*WORK REQUIRED*
Make an exact copy of all the records.

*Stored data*
►

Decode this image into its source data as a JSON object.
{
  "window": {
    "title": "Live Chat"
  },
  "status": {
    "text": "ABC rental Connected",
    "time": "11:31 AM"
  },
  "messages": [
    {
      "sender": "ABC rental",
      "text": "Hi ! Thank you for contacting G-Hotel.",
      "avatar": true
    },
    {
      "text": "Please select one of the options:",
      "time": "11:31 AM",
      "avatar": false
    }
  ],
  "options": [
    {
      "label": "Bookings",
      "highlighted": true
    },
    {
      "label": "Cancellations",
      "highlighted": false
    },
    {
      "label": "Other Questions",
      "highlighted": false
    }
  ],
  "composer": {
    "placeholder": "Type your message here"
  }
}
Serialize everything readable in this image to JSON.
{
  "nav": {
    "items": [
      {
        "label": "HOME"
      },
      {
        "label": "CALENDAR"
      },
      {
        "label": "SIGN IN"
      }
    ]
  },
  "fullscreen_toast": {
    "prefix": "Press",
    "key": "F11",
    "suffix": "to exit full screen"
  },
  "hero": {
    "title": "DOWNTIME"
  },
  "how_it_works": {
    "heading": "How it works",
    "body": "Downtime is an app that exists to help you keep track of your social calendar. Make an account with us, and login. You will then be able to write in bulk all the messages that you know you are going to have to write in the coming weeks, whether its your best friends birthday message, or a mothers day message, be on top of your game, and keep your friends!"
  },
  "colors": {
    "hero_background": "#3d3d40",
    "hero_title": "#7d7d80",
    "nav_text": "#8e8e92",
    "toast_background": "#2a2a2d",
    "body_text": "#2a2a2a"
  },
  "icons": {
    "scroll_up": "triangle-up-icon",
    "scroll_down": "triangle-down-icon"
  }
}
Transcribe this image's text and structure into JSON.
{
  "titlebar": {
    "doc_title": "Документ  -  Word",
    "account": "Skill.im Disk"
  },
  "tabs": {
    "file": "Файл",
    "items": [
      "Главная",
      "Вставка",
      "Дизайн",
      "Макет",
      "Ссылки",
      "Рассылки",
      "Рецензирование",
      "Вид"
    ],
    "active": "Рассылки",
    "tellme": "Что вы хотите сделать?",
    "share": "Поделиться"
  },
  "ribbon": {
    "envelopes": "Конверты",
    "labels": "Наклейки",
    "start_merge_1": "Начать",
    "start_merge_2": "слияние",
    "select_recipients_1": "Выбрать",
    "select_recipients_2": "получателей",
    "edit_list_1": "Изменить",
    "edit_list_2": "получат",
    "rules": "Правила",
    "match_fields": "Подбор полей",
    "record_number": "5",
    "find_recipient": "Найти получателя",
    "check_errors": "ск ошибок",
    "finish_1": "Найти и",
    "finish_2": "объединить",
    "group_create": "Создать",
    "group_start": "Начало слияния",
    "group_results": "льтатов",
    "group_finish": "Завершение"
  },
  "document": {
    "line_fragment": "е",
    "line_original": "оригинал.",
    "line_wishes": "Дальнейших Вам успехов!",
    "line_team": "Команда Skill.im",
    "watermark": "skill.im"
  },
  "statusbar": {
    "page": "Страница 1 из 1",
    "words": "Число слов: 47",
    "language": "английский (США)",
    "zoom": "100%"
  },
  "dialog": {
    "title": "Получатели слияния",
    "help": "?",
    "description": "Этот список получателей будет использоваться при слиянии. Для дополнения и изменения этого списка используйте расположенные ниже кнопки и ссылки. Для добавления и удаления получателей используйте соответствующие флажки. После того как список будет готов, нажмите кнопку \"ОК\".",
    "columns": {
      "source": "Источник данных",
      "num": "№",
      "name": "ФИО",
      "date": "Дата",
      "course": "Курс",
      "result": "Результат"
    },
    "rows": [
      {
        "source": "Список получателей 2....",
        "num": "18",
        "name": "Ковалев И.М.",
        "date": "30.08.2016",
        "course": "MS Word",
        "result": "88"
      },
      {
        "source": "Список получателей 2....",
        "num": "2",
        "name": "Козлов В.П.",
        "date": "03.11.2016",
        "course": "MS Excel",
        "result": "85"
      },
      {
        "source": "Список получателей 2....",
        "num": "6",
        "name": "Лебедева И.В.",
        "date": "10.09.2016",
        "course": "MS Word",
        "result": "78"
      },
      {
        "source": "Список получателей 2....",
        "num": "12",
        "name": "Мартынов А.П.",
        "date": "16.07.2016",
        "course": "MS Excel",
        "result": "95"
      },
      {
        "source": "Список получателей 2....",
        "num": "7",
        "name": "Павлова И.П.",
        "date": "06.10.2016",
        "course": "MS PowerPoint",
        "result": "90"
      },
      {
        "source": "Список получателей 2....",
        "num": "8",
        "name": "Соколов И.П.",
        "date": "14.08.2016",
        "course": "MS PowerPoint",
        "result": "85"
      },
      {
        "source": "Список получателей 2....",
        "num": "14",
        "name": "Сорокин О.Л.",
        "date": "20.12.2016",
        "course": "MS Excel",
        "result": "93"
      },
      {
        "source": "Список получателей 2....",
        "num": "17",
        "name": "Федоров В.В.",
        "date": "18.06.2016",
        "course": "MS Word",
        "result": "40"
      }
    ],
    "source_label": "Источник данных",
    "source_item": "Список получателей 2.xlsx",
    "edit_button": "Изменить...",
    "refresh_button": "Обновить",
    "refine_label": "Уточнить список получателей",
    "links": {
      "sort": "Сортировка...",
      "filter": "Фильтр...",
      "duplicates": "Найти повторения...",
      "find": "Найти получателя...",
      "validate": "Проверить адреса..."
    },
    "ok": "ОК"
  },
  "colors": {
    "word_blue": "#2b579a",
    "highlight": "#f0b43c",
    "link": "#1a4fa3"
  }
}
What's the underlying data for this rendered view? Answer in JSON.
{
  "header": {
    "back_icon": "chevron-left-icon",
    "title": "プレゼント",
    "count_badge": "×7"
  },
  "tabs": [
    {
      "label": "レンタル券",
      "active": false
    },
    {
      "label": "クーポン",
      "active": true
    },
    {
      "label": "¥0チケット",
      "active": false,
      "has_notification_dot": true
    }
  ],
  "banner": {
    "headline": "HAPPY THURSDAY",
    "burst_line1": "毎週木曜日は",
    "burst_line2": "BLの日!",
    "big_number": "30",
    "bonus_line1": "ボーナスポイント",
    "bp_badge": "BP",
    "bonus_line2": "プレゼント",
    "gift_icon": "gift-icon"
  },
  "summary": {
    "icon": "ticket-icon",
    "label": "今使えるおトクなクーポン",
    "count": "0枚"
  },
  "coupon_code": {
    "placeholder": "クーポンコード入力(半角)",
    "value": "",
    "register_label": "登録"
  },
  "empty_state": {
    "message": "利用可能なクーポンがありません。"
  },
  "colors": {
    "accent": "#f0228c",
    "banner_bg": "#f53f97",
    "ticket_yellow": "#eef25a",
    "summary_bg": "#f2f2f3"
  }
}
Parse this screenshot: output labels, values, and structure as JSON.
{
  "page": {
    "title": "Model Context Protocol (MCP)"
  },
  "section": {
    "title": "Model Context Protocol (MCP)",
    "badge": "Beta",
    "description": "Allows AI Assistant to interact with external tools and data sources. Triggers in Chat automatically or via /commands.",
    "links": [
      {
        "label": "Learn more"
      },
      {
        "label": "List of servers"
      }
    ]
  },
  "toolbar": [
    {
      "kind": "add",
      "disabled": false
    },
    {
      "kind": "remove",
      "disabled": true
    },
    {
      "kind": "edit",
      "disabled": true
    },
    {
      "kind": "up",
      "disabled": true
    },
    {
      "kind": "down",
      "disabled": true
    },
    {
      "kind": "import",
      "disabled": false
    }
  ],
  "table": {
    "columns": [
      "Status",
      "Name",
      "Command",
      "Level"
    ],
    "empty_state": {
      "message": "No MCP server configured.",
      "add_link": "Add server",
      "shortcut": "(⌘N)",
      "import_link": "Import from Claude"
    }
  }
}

◄

*OUTPUT FOR THIS TASK*
Decode this image into its source data as a JSON object.
{
  "window": {
    "title": "Live Chat"
  },
  "status": {
    "text": "ABC rental Connected",
    "time": "11:31 AM"
  },
  "messages": [
    {
      "sender": "ABC rental",
      "text": "Hi ! Thank you for contacting G-Hotel.",
      "avatar": true
    },
    {
      "text": "Please select one of the options:",
      "time": "11:31 AM",
      "avatar": false
    }
  ],
  "options": [
    {
      "label": "Bookings",
      "highlighted": true
    },
    {
      "label": "Cancellations",
      "highlighted": false
    },
    {
      "label": "Other Questions",
      "highlighted": false
    }
  ],
  "composer": {
    "placeholder": "Type your message here"
  }
}
Serialize everything readable in this image to JSON.
{
  "nav": {
    "items": [
      {
        "label": "HOME"
      },
      {
        "label": "CALENDAR"
      },
      {
        "label": "SIGN IN"
      }
    ]
  },
  "fullscreen_toast": {
    "prefix": "Press",
    "key": "F11",
    "suffix": "to exit full screen"
  },
  "hero": {
    "title": "DOWNTIME"
  },
  "how_it_works": {
    "heading": "How it works",
    "body": "Downtime is an app that exists to help you keep track of your social calendar. Make an account with us, and login. You will then be able to write in bulk all the messages that you know you are going to have to write in the coming weeks, whether its your best friends birthday message, or a mothers day message, be on top of your game, and keep your friends!"
  },
  "colors": {
    "hero_background": "#3d3d40",
    "hero_title": "#7d7d80",
    "nav_text": "#8e8e92",
    "toast_background": "#2a2a2d",
    "body_text": "#2a2a2a"
  },
  "icons": {
    "scroll_up": "triangle-up-icon",
    "scroll_down": "triangle-down-icon"
  }
}
Transcribe this image's text and structure into JSON.
{
  "titlebar": {
    "doc_title": "Документ  -  Word",
    "account": "Skill.im Disk"
  },
  "tabs": {
    "file": "Файл",
    "items": [
      "Главная",
      "Вставка",
      "Дизайн",
      "Макет",
      "Ссылки",
      "Рассылки",
      "Рецензирование",
      "Вид"
    ],
    "active": "Рассылки",
    "tellme": "Что вы хотите сделать?",
    "share": "Поделиться"
  },
  "ribbon": {
    "envelopes": "Конверты",
    "labels": "Наклейки",
    "start_merge_1": "Начать",
    "start_merge_2": "слияние",
    "select_recipients_1": "Выбрать",
    "select_recipients_2": "получателей",
    "edit_list_1": "Изменить",
    "edit_list_2": "получат",
    "rules": "Правила",
    "match_fields": "Подбор полей",
    "record_number": "5",
    "find_recipient": "Найти получателя",
    "check_errors": "ск ошибок",
    "finish_1": "Найти и",
    "finish_2": "объединить",
    "group_create": "Создать",
    "group_start": "Начало слияния",
    "group_results": "льтатов",
    "group_finish": "Завершение"
  },
  "document": {
    "line_fragment": "е",
    "line_original": "оригинал.",
    "line_wishes": "Дальнейших Вам успехов!",
    "line_team": "Команда Skill.im",
    "watermark": "skill.im"
  },
  "statusbar": {
    "page": "Страница 1 из 1",
    "words": "Число слов: 47",
    "language": "английский (США)",
    "zoom": "100%"
  },
  "dialog": {
    "title": "Получатели слияния",
    "help": "?",
    "description": "Этот список получателей будет использоваться при слиянии. Для дополнения и изменения этого списка используйте расположенные ниже кнопки и ссылки. Для добавления и удаления получателей используйте соответствующие флажки. После того как список будет готов, нажмите кнопку \"ОК\".",
    "columns": {
      "source": "Источник данных",
      "num": "№",
      "name": "ФИО",
      "date": "Дата",
      "course": "Курс",
      "result": "Результат"
    },
    "rows": [
      {
        "source": "Список получателей 2....",
        "num": "18",
        "name": "Ковалев И.М.",
        "date": "30.08.2016",
        "course": "MS Word",
        "result": "88"
      },
      {
        "source": "Список получателей 2....",
        "num": "2",
        "name": "Козлов В.П.",
        "date": "03.11.2016",
        "course": "MS Excel",
        "result": "85"
      },
      {
        "source": "Список получателей 2....",
        "num": "6",
        "name": "Лебедева И.В.",
        "date": "10.09.2016",
        "course": "MS Word",
        "result": "78"
      },
      {
        "source": "Список получателей 2....",
        "num": "12",
        "name": "Мартынов А.П.",
        "date": "16.07.2016",
        "course": "MS Excel",
        "result": "95"
      },
      {
        "source": "Список получателей 2....",
        "num": "7",
        "name": "Павлова И.П.",
        "date": "06.10.2016",
        "course": "MS PowerPoint",
        "result": "90"
      },
      {
        "source": "Список получателей 2....",
        "num": "8",
        "name": "Соколов И.П.",
        "date": "14.08.2016",
        "course": "MS PowerPoint",
        "result": "85"
      },
      {
        "source": "Список получателей 2....",
        "num": "14",
        "name": "Сорокин О.Л.",
        "date": "20.12.2016",
        "course": "MS Excel",
        "result": "93"
      },
      {
        "source": "Список получателей 2....",
        "num": "17",
        "name": "Федоров В.В.",
        "date": "18.06.2016",
        "course": "MS Word",
        "result": "40"
      }
    ],
    "source_label": "Источник данных",
    "source_item": "Список получателей 2.xlsx",
    "edit_button": "Изменить...",
    "refresh_button": "Обновить",
    "refine_label": "Уточнить список получателей",
    "links": {
      "sort": "Сортировка...",
      "filter": "Фильтр...",
      "duplicates": "Найти повторения...",
      "find": "Найти получателя...",
      "validate": "Проверить адреса..."
    },
    "ok": "ОК"
  },
  "colors": {
    "word_blue": "#2b579a",
    "highlight": "#f0b43c",
    "link": "#1a4fa3"
  }
}
What's the underlying data for this rendered view? Answer in JSON.
{
  "header": {
    "back_icon": "chevron-left-icon",
    "title": "プレゼント",
    "count_badge": "×7"
  },
  "tabs": [
    {
      "label": "レンタル券",
      "active": false
    },
    {
      "label": "クーポン",
      "active": true
    },
    {
      "label": "¥0チケット",
      "active": false,
      "has_notification_dot": true
    }
  ],
  "banner": {
    "headline": "HAPPY THURSDAY",
    "burst_line1": "毎週木曜日は",
    "burst_line2": "BLの日!",
    "big_number": "30",
    "bonus_line1": "ボーナスポイント",
    "bp_badge": "BP",
    "bonus_line2": "プレゼント",
    "gift_icon": "gift-icon"
  },
  "summary": {
    "icon": "ticket-icon",
    "label": "今使えるおトクなクーポン",
    "count": "0枚"
  },
  "coupon_code": {
    "placeholder": "クーポンコード入力(半角)",
    "value": "",
    "register_label": "登録"
  },
  "empty_state": {
    "message": "利用可能なクーポンがありません。"
  },
  "colors": {
    "accent": "#f0228c",
    "banner_bg": "#f53f97",
    "ticket_yellow": "#eef25a",
    "summary_bg": "#f2f2f3"
  }
}
Parse this screenshot: output labels, values, and structure as JSON.
{
  "page": {
    "title": "Model Context Protocol (MCP)"
  },
  "section": {
    "title": "Model Context Protocol (MCP)",
    "badge": "Beta",
    "description": "Allows AI Assistant to interact with external tools and data sources. Triggers in Chat automatically or via /commands.",
    "links": [
      {
        "label": "Learn more"
      },
      {
        "label": "List of servers"
      }
    ]
  },
  "toolbar": [
    {
      "kind": "add",
      "disabled": false
    },
    {
      "kind": "remove",
      "disabled": true
    },
    {
      "kind": "edit",
      "disabled": true
    },
    {
      "kind": "up",
      "disabled": true
    },
    {
      "kind": "down",
      "disabled": true
    },
    {
      "kind": "import",
      "disabled": false
    }
  ],
  "table": {
    "columns": [
      "Status",
      "Name",
      "Command",
      "Level"
    ],
    "empty_state": {
      "message": "No MCP server configured.",
      "add_link": "Add server",
      "shortcut": "(⌘N)",
      "import_link": "Import from Claude"
    }
  }
}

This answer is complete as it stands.